(Collected data)

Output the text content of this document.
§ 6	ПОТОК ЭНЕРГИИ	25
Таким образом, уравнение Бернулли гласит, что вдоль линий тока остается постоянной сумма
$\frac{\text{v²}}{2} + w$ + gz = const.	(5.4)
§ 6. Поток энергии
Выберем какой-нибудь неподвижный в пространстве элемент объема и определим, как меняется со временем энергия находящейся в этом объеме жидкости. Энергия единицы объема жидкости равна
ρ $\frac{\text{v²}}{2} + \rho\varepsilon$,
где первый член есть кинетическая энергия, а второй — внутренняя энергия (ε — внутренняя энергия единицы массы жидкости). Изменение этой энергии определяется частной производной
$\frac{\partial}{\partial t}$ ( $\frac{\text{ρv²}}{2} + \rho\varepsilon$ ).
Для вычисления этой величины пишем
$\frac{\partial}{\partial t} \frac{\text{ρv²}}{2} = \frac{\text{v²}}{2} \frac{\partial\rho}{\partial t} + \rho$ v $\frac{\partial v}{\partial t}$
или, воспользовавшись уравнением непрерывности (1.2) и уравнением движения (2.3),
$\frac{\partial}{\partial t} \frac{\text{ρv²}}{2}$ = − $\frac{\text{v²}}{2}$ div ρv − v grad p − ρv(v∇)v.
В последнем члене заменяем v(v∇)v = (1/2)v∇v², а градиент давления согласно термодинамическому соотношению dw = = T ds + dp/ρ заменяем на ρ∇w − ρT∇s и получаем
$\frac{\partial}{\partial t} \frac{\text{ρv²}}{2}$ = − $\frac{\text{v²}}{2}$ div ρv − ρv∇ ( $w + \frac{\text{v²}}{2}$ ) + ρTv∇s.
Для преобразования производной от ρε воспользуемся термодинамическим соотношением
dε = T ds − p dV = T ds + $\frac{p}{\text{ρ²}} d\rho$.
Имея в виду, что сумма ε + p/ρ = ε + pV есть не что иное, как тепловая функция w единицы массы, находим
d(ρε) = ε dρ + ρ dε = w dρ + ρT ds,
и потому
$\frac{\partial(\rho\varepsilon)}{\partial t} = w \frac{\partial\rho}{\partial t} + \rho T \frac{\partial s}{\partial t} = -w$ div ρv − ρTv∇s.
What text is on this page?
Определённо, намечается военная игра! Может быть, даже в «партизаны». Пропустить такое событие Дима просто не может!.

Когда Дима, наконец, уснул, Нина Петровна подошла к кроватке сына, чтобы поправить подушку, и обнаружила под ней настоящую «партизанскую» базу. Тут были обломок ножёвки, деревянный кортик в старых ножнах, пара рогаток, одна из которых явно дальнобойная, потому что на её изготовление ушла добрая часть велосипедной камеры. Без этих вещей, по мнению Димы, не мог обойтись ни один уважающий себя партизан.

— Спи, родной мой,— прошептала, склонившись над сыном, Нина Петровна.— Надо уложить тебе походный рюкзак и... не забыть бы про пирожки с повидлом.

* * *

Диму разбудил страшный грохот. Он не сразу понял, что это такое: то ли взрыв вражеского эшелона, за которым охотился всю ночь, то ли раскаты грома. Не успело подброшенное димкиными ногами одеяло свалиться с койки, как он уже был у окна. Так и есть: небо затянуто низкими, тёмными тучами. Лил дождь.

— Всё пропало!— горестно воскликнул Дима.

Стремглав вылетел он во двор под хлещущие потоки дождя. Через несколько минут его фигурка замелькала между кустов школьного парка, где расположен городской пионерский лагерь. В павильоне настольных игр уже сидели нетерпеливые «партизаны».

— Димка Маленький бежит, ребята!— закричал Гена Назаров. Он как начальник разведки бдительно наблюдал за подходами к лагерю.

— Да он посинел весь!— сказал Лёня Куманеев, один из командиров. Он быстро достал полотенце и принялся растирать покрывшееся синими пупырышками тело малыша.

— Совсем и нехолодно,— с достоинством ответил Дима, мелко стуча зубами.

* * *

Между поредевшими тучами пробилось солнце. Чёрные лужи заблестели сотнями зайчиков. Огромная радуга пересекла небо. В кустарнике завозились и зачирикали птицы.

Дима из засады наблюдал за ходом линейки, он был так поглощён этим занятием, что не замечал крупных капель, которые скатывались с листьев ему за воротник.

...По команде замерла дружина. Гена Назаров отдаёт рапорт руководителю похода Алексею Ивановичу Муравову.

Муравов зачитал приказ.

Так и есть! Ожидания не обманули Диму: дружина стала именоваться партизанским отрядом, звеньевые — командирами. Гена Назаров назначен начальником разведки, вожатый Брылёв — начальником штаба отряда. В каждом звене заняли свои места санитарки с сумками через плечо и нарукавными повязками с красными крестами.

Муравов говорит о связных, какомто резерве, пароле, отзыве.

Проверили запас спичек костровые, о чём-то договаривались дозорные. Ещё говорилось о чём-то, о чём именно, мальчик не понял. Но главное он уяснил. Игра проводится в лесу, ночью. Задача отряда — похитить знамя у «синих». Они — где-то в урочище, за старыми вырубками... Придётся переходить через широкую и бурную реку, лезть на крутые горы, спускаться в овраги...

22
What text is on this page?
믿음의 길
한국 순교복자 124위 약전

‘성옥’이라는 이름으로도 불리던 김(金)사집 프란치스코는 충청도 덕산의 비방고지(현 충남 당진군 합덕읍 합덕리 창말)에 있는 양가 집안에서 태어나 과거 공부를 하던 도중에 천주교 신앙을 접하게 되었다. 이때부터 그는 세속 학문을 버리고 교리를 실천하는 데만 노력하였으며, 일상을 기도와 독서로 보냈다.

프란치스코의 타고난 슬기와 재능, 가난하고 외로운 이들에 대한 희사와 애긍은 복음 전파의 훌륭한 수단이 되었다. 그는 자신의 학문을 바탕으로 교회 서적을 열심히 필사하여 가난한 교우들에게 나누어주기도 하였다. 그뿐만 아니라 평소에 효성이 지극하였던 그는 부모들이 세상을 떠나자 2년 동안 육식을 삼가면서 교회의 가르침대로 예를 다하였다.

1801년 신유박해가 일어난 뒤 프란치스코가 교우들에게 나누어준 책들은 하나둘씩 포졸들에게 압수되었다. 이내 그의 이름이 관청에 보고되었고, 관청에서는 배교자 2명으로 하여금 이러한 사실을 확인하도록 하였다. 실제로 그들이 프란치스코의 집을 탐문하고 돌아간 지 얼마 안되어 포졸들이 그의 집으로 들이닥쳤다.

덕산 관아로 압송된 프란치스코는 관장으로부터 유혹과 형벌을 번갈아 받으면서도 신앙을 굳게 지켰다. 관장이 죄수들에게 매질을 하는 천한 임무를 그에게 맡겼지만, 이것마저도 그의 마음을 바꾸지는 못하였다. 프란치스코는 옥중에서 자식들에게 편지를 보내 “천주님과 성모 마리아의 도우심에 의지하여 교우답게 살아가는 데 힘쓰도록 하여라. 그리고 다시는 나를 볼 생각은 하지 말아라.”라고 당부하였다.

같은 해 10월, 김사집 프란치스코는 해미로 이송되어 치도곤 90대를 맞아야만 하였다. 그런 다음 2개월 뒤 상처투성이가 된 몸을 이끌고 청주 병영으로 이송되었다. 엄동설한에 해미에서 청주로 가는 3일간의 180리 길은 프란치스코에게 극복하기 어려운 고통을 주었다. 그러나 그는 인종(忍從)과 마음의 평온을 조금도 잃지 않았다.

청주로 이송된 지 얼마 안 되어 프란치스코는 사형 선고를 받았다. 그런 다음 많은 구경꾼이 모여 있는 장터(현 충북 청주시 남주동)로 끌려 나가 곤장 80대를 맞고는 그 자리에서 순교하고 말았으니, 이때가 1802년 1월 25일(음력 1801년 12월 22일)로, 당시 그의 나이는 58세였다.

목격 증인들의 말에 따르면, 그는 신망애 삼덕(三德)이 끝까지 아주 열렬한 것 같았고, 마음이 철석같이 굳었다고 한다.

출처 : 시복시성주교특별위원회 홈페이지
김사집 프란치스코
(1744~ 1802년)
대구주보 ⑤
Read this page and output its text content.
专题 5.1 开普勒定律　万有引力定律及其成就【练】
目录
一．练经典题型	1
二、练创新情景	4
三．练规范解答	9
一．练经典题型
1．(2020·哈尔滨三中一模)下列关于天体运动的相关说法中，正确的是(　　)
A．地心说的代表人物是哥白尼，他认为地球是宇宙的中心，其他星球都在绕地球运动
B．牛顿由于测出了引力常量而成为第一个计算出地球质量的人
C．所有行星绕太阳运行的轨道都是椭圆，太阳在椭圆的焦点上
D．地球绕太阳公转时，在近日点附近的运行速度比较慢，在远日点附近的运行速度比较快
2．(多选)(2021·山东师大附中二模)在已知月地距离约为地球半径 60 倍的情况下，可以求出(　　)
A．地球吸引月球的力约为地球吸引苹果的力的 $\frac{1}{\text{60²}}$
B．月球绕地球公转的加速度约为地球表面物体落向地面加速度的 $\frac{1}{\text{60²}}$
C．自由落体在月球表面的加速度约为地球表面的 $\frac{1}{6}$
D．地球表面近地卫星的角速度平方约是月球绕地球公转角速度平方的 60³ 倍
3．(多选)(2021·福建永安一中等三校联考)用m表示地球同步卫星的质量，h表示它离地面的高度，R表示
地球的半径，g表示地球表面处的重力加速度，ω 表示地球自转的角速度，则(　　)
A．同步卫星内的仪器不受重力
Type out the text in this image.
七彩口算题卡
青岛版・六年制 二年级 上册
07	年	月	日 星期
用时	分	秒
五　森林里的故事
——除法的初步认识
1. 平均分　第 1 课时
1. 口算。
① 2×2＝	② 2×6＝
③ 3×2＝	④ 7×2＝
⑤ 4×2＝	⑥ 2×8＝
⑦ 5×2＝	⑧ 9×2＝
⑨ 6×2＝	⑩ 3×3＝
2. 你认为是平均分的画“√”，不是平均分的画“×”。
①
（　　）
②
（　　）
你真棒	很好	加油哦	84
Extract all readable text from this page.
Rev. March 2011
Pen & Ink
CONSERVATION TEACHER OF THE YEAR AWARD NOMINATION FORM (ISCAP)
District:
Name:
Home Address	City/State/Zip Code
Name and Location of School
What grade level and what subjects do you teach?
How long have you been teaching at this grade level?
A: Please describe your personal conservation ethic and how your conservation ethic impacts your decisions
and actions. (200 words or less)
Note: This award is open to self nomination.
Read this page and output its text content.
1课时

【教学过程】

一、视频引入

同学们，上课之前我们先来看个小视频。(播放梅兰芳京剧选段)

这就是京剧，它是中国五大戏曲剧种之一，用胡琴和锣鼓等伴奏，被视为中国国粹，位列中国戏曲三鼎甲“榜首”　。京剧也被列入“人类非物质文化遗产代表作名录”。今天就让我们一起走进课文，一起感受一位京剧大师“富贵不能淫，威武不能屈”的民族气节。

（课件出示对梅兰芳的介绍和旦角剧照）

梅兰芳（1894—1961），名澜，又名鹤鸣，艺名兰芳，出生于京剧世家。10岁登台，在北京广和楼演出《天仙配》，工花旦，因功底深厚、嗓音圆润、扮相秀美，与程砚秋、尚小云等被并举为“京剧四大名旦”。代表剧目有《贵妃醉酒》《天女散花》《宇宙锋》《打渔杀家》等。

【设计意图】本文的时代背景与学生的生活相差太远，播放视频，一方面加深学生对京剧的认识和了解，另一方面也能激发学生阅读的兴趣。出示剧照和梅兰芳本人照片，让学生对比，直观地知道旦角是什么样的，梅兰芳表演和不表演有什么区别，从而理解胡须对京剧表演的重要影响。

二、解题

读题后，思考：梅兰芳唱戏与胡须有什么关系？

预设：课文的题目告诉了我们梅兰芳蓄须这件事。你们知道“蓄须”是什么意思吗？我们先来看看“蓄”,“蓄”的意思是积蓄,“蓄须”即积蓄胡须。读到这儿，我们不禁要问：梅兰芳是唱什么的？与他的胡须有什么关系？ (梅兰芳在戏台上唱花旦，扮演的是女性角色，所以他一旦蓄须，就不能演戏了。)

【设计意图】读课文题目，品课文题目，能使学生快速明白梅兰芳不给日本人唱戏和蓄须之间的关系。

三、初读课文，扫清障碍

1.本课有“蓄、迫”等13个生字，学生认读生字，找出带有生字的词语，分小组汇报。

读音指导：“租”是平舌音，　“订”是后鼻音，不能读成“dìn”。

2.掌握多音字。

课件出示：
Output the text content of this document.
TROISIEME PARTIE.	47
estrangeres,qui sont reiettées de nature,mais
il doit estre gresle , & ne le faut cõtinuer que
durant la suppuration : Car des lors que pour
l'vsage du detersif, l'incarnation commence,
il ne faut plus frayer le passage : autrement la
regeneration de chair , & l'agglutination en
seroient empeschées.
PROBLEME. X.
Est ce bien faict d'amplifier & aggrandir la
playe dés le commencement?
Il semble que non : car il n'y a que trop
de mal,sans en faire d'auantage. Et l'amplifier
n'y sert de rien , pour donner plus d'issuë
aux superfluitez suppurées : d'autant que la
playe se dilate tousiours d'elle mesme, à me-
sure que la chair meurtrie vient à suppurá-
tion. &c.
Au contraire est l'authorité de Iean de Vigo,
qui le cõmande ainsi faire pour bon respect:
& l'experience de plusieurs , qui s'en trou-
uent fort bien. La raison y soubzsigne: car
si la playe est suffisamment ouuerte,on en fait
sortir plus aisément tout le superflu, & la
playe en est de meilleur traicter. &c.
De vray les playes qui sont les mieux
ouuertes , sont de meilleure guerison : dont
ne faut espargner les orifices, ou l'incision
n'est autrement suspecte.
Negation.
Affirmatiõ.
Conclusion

_OBJECTIVE_:
In how many lines does the word "frac" appear? Respond with the number alone.

_RIGHT ANSWER_:
11